## What needs to be done
Repeat the data word for word. Do not include the pictures.

## Material to process
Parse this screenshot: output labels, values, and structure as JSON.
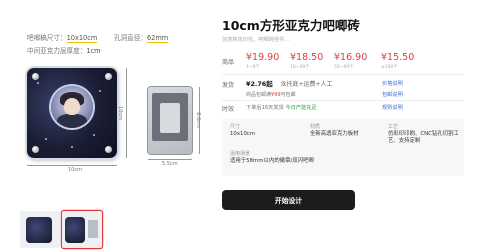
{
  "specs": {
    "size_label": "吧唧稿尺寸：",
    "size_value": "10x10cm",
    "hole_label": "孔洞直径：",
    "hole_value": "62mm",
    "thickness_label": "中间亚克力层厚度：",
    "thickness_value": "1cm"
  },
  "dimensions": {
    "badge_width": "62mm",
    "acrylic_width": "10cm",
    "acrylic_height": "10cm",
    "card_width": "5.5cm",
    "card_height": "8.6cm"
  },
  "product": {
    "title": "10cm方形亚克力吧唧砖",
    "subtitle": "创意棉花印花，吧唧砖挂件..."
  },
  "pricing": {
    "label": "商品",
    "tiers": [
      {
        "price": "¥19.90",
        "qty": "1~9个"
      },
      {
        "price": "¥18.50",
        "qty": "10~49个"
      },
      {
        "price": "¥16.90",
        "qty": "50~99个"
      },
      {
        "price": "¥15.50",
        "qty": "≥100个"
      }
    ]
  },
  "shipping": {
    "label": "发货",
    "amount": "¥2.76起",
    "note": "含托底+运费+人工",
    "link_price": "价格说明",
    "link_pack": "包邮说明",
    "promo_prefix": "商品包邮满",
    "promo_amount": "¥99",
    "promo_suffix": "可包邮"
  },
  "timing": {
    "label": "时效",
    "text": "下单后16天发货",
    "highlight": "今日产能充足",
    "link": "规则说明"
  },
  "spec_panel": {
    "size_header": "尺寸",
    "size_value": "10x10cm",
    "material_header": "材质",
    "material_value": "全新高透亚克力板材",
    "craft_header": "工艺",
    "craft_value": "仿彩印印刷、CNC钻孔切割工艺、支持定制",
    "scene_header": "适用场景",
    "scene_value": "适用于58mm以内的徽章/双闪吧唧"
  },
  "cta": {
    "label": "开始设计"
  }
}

## Result
Parse this screenshot: output labels, values, and structure as JSON.
{
  "specs": {
    "size_label": "吧唧稿尺寸：",
    "size_value": "10x10cm",
    "hole_label": "孔洞直径：",
    "hole_value": "62mm",
    "thickness_label": "中间亚克力层厚度：",
    "thickness_value": "1cm"
  },
  "dimensions": {
    "badge_width": "62mm",
    "acrylic_width": "10cm",
    "acrylic_height": "10cm",
    "card_width": "5.5cm",
    "card_height": "8.6cm"
  },
  "product": {
    "title": "10cm方形亚克力吧唧砖",
    "subtitle": "创意棉花印花，吧唧砖挂件..."
  },
  "pricing": {
    "label": "商品",
    "tiers": [
      {
        "price": "¥19.90",
        "qty": "1~9个"
      },
      {
        "price": "¥18.50",
        "qty": "10~49个"
      },
      {
        "price": "¥16.90",
        "qty": "50~99个"
      },
      {
        "price": "¥15.50",
        "qty": "≥100个"
      }
    ]
  },
  "shipping": {
    "label": "发货",
    "amount": "¥2.76起",
    "note": "含托底+运费+人工",
    "link_price": "价格说明",
    "link_pack": "包邮说明",
    "promo_prefix": "商品包邮满",
    "promo_amount": "¥99",
    "promo_suffix": "可包邮"
  },
  "timing": {
    "label": "时效",
    "text": "下单后16天发货",
    "highlight": "今日产能充足",
    "link": "规则说明"
  },
  "spec_panel": {
    "size_header": "尺寸",
    "size_value": "10x10cm",
    "material_header": "材质",
    "material_value": "全新高透亚克力板材",
    "craft_header": "工艺",
    "craft_value": "仿彩印印刷、CNC钻孔切割工艺、支持定制",
    "scene_header": "适用场景",
    "scene_value": "适用于58mm以内的徽章/双闪吧唧"
  },
  "cta": {
    "label": "开始设计"
  }
}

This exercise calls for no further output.